■ What the task asks: Search the data below for the word "Waryńskiego" and copy each line that holds it.
----- Records for this task
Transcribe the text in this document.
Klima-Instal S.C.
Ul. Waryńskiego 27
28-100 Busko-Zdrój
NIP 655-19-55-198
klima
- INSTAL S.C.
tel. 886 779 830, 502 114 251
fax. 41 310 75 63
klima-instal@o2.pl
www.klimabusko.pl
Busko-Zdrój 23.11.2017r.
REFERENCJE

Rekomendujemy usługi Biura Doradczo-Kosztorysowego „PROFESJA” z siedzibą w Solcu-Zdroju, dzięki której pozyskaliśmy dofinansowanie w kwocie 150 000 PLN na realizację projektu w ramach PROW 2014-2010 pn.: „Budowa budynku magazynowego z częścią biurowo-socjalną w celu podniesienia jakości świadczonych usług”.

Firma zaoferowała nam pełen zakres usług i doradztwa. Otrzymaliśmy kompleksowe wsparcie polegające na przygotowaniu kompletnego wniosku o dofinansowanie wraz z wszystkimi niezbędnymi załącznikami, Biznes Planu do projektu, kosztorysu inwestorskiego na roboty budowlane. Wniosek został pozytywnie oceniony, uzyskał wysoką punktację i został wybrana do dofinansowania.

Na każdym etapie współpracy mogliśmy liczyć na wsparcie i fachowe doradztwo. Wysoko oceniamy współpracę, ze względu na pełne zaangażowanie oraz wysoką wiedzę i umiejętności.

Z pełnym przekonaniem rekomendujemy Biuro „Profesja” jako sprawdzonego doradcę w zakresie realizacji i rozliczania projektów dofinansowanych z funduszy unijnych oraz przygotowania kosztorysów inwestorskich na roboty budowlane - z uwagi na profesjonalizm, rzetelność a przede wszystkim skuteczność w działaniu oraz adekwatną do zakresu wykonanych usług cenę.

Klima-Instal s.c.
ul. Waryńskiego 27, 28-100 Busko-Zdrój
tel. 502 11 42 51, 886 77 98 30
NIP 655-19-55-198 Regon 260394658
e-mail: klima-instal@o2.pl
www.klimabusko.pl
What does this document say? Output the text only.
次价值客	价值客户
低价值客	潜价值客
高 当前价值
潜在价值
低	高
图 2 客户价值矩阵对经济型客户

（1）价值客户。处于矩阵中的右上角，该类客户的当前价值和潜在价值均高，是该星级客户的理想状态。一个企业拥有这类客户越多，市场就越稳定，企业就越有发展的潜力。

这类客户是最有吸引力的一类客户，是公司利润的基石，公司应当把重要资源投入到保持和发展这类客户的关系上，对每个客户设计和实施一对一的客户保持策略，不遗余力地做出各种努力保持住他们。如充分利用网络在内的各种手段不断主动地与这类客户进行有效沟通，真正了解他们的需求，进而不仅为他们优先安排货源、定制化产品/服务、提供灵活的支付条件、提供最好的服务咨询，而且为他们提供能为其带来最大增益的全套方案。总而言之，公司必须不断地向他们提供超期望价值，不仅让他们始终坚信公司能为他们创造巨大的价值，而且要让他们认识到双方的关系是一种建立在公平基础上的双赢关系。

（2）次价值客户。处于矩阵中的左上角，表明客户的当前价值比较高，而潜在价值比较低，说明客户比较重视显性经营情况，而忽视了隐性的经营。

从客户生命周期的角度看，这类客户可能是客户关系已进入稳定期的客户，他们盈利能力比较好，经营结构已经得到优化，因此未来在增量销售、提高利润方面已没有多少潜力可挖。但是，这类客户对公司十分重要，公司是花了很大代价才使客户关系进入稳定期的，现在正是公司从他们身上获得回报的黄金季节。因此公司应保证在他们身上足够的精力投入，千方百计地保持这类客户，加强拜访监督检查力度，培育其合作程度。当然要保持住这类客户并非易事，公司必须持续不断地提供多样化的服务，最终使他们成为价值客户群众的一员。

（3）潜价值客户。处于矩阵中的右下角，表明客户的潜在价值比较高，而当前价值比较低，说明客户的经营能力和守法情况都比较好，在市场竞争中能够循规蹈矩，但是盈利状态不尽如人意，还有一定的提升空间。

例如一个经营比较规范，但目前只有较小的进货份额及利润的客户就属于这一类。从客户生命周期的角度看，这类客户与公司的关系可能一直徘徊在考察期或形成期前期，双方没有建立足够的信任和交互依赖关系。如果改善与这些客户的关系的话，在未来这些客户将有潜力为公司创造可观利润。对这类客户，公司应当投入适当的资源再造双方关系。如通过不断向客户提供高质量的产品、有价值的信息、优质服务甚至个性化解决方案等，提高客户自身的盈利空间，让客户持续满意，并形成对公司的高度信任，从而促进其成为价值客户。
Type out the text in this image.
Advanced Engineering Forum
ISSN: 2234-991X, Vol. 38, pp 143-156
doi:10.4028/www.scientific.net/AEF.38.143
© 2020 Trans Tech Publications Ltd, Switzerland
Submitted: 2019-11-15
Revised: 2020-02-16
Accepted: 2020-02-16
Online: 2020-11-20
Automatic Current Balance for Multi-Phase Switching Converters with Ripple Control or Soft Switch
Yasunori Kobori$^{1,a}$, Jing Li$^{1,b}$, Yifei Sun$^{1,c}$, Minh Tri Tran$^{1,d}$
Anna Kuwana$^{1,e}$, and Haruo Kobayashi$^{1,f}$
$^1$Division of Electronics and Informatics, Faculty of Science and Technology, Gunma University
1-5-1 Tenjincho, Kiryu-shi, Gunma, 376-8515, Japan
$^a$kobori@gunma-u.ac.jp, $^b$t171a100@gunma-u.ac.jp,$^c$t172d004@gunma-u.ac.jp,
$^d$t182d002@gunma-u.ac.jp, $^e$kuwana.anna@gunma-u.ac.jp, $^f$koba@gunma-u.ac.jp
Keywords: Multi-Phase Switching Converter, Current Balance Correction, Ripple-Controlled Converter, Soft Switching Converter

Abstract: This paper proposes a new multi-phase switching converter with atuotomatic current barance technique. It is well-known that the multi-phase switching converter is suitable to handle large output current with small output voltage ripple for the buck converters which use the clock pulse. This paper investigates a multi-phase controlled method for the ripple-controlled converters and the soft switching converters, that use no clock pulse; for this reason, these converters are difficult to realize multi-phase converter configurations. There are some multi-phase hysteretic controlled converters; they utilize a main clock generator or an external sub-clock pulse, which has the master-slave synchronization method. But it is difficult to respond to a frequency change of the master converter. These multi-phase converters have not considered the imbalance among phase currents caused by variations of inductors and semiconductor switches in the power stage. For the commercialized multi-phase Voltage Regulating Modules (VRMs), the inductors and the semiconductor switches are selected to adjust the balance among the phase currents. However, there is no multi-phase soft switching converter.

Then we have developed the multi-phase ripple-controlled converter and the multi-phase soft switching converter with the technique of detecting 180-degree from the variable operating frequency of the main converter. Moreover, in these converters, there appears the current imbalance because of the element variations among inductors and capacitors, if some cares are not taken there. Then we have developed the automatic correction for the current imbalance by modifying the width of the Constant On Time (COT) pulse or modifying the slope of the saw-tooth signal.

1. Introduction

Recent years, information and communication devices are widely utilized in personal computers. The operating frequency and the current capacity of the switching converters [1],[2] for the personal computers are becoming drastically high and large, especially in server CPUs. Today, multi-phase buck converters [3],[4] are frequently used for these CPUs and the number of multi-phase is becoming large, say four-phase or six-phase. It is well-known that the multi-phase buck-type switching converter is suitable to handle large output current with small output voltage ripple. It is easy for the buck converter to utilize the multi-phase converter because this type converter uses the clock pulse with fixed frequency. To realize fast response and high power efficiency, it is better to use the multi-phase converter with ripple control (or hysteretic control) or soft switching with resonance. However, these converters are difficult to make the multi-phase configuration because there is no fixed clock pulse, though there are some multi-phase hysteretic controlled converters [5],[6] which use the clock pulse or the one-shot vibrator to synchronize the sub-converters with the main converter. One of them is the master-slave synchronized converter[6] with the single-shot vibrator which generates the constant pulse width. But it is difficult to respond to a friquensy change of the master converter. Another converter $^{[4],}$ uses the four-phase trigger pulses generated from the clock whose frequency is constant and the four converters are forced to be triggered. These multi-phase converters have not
----------
■ Expected output:
Ul. Waryńskiego 27
ul. Waryńskiego 27, 28-100 Busko-Zdrój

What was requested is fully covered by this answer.